> _Stated goal_: Each record below is to be reproduced without any change.

[Records about charts and figures]
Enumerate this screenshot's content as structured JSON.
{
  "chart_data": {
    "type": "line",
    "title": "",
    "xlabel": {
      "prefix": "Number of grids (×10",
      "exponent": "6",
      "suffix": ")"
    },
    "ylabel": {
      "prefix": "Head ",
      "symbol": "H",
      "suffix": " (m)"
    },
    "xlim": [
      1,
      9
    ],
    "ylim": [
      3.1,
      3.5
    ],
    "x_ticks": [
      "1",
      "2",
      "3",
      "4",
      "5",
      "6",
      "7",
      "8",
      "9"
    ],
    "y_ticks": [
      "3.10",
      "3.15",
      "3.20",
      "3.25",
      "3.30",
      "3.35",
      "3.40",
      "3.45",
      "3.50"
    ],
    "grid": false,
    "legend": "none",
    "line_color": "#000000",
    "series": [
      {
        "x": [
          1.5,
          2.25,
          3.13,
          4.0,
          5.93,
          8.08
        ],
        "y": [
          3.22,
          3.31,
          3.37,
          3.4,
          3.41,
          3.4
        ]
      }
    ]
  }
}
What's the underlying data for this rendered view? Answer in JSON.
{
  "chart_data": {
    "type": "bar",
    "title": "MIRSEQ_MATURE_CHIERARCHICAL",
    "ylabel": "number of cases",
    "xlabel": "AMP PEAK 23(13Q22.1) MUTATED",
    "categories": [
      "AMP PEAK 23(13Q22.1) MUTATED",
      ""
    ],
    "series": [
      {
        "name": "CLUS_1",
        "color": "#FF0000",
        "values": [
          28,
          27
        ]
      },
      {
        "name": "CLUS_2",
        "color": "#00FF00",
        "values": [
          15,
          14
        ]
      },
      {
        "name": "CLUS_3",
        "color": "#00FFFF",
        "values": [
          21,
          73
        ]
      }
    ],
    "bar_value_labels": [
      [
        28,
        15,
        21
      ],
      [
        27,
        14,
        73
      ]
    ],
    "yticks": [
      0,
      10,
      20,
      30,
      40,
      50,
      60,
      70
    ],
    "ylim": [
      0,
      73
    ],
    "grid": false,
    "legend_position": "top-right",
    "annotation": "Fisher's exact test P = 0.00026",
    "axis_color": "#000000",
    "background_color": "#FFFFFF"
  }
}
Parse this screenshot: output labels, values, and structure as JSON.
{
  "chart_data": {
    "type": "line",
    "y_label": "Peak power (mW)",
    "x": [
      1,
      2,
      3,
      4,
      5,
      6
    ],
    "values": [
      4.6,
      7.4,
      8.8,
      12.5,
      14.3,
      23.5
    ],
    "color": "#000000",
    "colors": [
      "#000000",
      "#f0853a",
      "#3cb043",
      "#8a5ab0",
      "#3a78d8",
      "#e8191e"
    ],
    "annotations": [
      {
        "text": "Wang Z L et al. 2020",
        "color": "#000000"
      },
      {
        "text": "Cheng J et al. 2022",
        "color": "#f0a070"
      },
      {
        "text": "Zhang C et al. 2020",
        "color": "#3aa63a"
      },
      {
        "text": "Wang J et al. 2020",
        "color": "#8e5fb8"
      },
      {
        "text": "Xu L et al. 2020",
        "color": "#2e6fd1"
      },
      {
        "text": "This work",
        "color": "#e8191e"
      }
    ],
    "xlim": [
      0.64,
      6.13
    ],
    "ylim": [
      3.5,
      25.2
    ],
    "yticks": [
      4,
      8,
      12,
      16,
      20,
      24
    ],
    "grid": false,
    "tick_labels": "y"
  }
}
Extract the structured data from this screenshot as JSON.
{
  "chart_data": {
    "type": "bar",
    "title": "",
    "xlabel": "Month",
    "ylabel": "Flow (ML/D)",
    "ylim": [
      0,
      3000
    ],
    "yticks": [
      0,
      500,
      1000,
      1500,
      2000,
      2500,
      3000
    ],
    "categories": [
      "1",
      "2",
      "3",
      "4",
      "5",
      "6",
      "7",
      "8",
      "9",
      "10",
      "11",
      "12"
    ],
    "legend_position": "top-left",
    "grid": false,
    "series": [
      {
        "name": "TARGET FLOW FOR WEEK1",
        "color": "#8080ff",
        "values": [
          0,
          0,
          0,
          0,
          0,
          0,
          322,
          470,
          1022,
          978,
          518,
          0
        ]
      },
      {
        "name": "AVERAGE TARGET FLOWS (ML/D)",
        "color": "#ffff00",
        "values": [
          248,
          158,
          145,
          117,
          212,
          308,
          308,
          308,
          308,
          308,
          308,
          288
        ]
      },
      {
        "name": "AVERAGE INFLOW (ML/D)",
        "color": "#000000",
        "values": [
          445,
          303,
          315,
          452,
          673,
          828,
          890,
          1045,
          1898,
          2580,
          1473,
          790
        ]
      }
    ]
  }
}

> _Full solution_:
Enumerate this screenshot's content as structured JSON.
{
  "chart_data": {
    "type": "line",
    "title": "",
    "xlabel": {
      "prefix": "Number of grids (×10",
      "exponent": "6",
      "suffix": ")"
    },
    "ylabel": {
      "prefix": "Head ",
      "symbol": "H",
      "suffix": " (m)"
    },
    "xlim": [
      1,
      9
    ],
    "ylim": [
      3.1,
      3.5
    ],
    "x_ticks": [
      "1",
      "2",
      "3",
      "4",
      "5",
      "6",
      "7",
      "8",
      "9"
    ],
    "y_ticks": [
      "3.10",
      "3.15",
      "3.20",
      "3.25",
      "3.30",
      "3.35",
      "3.40",
      "3.45",
      "3.50"
    ],
    "grid": false,
    "legend": "none",
    "line_color": "#000000",
    "series": [
      {
        "x": [
          1.5,
          2.25,
          3.13,
          4.0,
          5.93,
          8.08
        ],
        "y": [
          3.22,
          3.31,
          3.37,
          3.4,
          3.41,
          3.4
        ]
      }
    ]
  }
}
What's the underlying data for this rendered view? Answer in JSON.
{
  "chart_data": {
    "type": "bar",
    "title": "MIRSEQ_MATURE_CHIERARCHICAL",
    "ylabel": "number of cases",
    "xlabel": "AMP PEAK 23(13Q22.1) MUTATED",
    "categories": [
      "AMP PEAK 23(13Q22.1) MUTATED",
      ""
    ],
    "series": [
      {
        "name": "CLUS_1",
        "color": "#FF0000",
        "values": [
          28,
          27
        ]
      },
      {
        "name": "CLUS_2",
        "color": "#00FF00",
        "values": [
          15,
          14
        ]
      },
      {
        "name": "CLUS_3",
        "color": "#00FFFF",
        "values": [
          21,
          73
        ]
      }
    ],
    "bar_value_labels": [
      [
        28,
        15,
        21
      ],
      [
        27,
        14,
        73
      ]
    ],
    "yticks": [
      0,
      10,
      20,
      30,
      40,
      50,
      60,
      70
    ],
    "ylim": [
      0,
      73
    ],
    "grid": false,
    "legend_position": "top-right",
    "annotation": "Fisher's exact test P = 0.00026",
    "axis_color": "#000000",
    "background_color": "#FFFFFF"
  }
}
Parse this screenshot: output labels, values, and structure as JSON.
{
  "chart_data": {
    "type": "line",
    "y_label": "Peak power (mW)",
    "x": [
      1,
      2,
      3,
      4,
      5,
      6
    ],
    "values": [
      4.6,
      7.4,
      8.8,
      12.5,
      14.3,
      23.5
    ],
    "color": "#000000",
    "colors": [
      "#000000",
      "#f0853a",
      "#3cb043",
      "#8a5ab0",
      "#3a78d8",
      "#e8191e"
    ],
    "annotations": [
      {
        "text": "Wang Z L et al. 2020",
        "color": "#000000"
      },
      {
        "text": "Cheng J et al. 2022",
        "color": "#f0a070"
      },
      {
        "text": "Zhang C et al. 2020",
        "color": "#3aa63a"
      },
      {
        "text": "Wang J et al. 2020",
        "color": "#8e5fb8"
      },
      {
        "text": "Xu L et al. 2020",
        "color": "#2e6fd1"
      },
      {
        "text": "This work",
        "color": "#e8191e"
      }
    ],
    "xlim": [
      0.64,
      6.13
    ],
    "ylim": [
      3.5,
      25.2
    ],
    "yticks": [
      4,
      8,
      12,
      16,
      20,
      24
    ],
    "grid": false,
    "tick_labels": "y"
  }
}
Extract the structured data from this screenshot as JSON.
{
  "chart_data": {
    "type": "bar",
    "title": "",
    "xlabel": "Month",
    "ylabel": "Flow (ML/D)",
    "ylim": [
      0,
      3000
    ],
    "yticks": [
      0,
      500,
      1000,
      1500,
      2000,
      2500,
      3000
    ],
    "categories": [
      "1",
      "2",
      "3",
      "4",
      "5",
      "6",
      "7",
      "8",
      "9",
      "10",
      "11",
      "12"
    ],
    "legend_position": "top-left",
    "grid": false,
    "series": [
      {
        "name": "TARGET FLOW FOR WEEK1",
        "color": "#8080ff",
        "values": [
          0,
          0,
          0,
          0,
          0,
          0,
          322,
          470,
          1022,
          978,
          518,
          0
        ]
      },
      {
        "name": "AVERAGE TARGET FLOWS (ML/D)",
        "color": "#ffff00",
        "values": [
          248,
          158,
          145,
          117,
          212,
          308,
          308,
          308,
          308,
          308,
          308,
          288
        ]
      },
      {
        "name": "AVERAGE INFLOW (ML/D)",
        "color": "#000000",
        "values": [
          445,
          303,
          315,
          452,
          673,
          828,
          890,
          1045,
          1898,
          2580,
          1473,
          790
        ]
      }
    ]
  }
}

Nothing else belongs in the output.